**Task material**
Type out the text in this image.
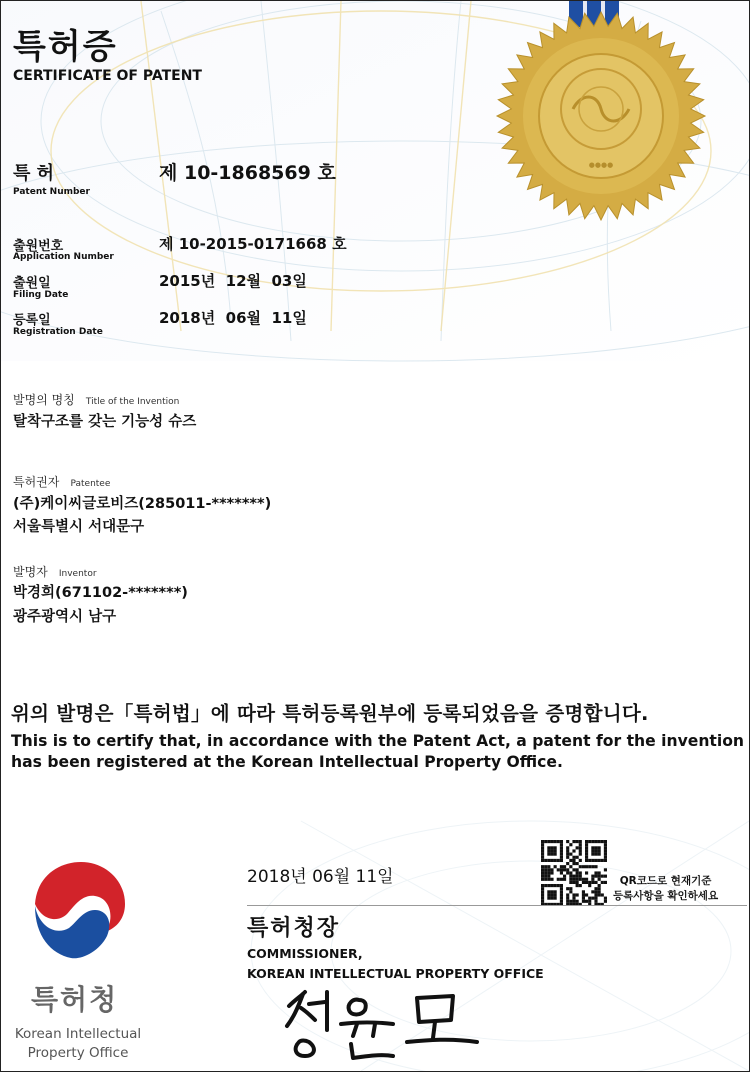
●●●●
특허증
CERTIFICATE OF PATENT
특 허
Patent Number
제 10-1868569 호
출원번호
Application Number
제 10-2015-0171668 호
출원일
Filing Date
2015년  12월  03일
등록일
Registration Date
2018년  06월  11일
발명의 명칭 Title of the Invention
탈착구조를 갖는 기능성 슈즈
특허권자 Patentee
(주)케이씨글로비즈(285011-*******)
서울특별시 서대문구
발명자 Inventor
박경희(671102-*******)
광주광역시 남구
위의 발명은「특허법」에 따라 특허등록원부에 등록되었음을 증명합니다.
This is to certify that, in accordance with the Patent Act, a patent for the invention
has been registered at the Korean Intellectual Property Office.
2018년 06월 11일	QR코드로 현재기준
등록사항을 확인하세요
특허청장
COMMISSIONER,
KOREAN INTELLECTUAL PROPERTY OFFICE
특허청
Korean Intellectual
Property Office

**Directions**
Skip the images and write out the rest of the listing exactly.

**Reply to the task**
Type out the text in this image.
●●●●
특허증
CERTIFICATE OF PATENT
특 허
Patent Number
제 10-1868569 호
출원번호
Application Number
제 10-2015-0171668 호
출원일
Filing Date
2015년  12월  03일
등록일
Registration Date
2018년  06월  11일
발명의 명칭 Title of the Invention
탈착구조를 갖는 기능성 슈즈
특허권자 Patentee
(주)케이씨글로비즈(285011-*******)
서울특별시 서대문구
발명자 Inventor
박경희(671102-*******)
광주광역시 남구
위의 발명은「특허법」에 따라 특허등록원부에 등록되었음을 증명합니다.
This is to certify that, in accordance with the Patent Act, a patent for the invention
has been registered at the Korean Intellectual Property Office.
2018년 06월 11일	QR코드로 현재기준
등록사항을 확인하세요
특허청장
COMMISSIONER,
KOREAN INTELLECTUAL PROPERTY OFFICE
특허청
Korean Intellectual
Property Office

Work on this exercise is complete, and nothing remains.